Once he's asleep I can slowly disconnect from him. Sometimes he wakes and cries so I stay. We put his big cot next to the bed and connected it with the sidecrib straps so he can only roll into his cot. I also move him into this cot if he is really deeply asleep.
at night I often don't as otherwise he constantly wakes--
The issue is he is now getting very mobile and starting to crawl around the bed and crawling up into our bed when we're asleep at 5am! So I will need to put the side of the cot back up. I would also like him to start sleeping there as my back is starting to hurt from the position I have to be in when cosleeping.
I'm not even going to put him into his own room yet, just get him to sleep in the cot next to me! Ive tried this and lie in the bed right next to him, but he still hates it and has to be completely on my mattress 🤣 he keeps crying and putting his arms up and trying to climb over. I feel really bad.
Has anyone had a similar thing and have they been able to get their child in the cot?
Whether rightly or wrongly im really only into gentle methods.
Try the no cry sleep solution. Lots of good ideas there for people like you and me.
OP are you me and did I write this post in a sleep deprived moment of madness?!
Also have a 10mo DS who is ON ME at all times. I love him and the closeness but also really need to actually work and clean house and wash self and sit alone without holding a child whilst he naps.
No advice here, just following to steal tips!
################
**Exercise requirements**
Copy the cosleeping post from "Once he's asleep" up to and including "in when cosleeping.", substituting "crib" for each "cot".
################
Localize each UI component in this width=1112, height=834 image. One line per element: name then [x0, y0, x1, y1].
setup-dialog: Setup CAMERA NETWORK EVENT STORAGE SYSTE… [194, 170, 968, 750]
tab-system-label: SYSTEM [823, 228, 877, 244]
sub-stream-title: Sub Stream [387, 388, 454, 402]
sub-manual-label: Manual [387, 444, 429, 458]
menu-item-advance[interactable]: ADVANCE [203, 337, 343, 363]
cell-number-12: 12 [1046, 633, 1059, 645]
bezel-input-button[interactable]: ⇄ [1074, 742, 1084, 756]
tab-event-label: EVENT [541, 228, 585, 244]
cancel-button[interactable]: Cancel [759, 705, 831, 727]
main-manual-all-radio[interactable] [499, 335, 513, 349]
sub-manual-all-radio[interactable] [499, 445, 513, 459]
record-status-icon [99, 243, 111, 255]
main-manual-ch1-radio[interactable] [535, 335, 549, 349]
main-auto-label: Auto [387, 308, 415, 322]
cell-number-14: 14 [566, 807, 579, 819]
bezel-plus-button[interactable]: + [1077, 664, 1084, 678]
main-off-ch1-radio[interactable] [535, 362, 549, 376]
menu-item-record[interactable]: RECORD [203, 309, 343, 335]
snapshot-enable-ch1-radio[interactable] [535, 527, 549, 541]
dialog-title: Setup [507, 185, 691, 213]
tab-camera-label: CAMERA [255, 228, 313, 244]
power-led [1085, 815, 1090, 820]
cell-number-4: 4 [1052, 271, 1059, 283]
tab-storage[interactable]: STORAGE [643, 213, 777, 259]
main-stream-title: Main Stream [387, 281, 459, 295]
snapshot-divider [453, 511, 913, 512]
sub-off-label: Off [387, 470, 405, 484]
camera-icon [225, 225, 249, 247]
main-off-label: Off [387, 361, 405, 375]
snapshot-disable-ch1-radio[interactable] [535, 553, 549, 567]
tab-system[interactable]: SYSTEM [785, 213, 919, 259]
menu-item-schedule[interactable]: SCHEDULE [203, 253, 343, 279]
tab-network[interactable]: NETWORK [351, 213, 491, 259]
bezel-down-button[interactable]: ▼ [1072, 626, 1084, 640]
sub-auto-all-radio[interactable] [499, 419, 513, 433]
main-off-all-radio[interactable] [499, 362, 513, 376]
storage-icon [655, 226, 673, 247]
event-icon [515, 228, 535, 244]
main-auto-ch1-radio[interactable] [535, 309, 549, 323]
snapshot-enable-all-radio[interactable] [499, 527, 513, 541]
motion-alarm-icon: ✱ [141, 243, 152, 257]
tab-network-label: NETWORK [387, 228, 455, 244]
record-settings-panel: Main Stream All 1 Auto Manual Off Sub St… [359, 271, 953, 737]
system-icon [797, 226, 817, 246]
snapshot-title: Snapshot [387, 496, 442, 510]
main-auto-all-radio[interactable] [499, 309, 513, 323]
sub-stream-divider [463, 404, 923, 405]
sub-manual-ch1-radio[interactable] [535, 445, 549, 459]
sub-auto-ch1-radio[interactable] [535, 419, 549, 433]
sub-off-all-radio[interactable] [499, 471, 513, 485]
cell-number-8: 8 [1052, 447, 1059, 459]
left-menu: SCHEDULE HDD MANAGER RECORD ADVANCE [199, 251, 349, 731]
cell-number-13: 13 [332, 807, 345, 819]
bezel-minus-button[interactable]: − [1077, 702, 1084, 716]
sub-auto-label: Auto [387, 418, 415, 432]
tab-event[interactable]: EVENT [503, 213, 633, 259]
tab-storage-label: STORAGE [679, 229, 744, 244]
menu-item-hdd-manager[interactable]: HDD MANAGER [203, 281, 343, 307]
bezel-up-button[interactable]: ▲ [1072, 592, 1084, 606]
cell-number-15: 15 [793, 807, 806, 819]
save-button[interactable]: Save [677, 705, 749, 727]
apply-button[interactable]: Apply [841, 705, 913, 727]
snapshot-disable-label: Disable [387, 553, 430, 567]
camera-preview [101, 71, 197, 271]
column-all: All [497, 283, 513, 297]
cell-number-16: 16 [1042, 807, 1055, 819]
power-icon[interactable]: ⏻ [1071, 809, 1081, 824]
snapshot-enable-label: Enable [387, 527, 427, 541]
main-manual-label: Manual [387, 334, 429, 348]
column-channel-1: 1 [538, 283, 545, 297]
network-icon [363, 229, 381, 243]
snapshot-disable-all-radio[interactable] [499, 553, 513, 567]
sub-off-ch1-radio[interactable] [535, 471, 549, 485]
################
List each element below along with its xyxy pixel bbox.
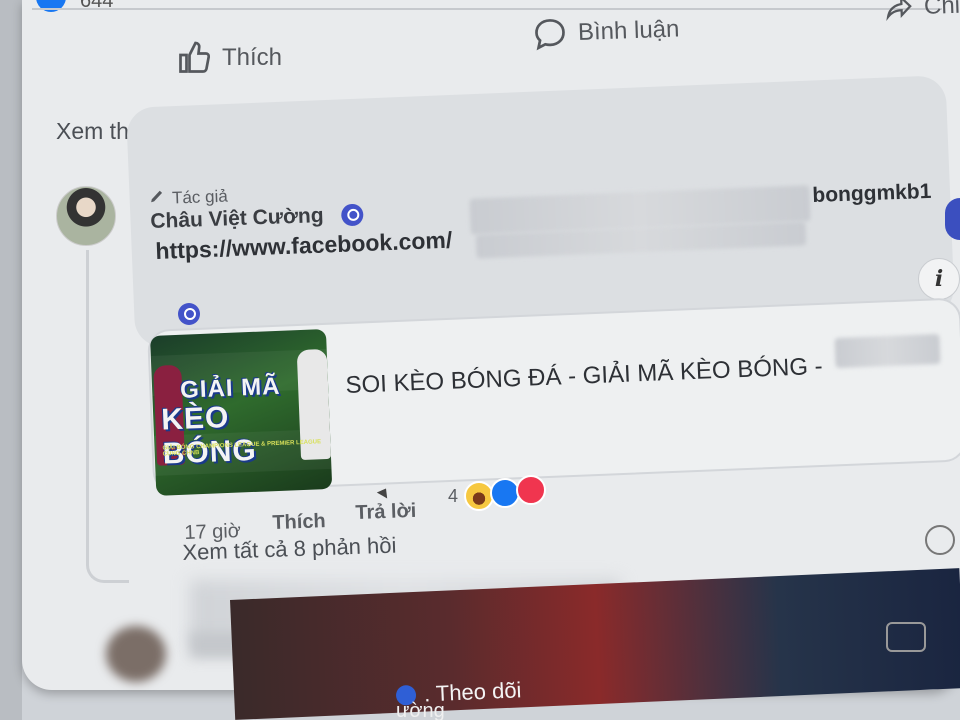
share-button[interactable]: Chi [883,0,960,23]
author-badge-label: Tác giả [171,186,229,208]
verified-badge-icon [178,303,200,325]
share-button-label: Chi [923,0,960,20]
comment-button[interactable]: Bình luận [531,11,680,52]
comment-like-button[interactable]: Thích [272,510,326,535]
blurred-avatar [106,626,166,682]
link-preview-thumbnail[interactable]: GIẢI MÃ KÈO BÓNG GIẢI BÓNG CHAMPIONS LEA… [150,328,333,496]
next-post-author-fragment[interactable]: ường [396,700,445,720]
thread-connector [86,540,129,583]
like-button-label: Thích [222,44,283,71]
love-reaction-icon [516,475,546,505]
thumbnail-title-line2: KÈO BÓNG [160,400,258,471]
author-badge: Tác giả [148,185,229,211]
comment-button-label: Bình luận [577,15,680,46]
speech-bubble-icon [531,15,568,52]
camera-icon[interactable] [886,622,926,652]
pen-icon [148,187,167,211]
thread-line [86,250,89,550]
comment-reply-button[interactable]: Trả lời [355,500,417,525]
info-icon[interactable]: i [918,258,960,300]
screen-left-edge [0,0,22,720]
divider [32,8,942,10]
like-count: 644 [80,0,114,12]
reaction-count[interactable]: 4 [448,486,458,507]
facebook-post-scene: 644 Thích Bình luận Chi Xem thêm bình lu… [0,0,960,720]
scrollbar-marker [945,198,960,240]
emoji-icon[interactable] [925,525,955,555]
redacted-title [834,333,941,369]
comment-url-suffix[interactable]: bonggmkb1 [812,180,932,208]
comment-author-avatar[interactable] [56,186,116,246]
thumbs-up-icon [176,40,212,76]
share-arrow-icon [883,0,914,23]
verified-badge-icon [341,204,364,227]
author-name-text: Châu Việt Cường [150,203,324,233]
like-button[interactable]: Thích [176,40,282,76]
################
**Complete response**
Once he's asleep I can slowly disconnect from him. Sometimes he wakes and cries so I stay. We put his big crib next to the bed and connected it with the sidecrib straps so he can only roll into his crib. I also move him into this crib if he is really deeply asleep.
at night I often don't as otherwise he constantly wakes--
The issue is he is now getting very mobile and starting to crawl around the bed and crawling up into our bed when we're asleep at 5am! So I will need to put the side of the crib back up. I would also like him to start sleeping there as my back is starting to hurt from the position I have to be in when cosleeping.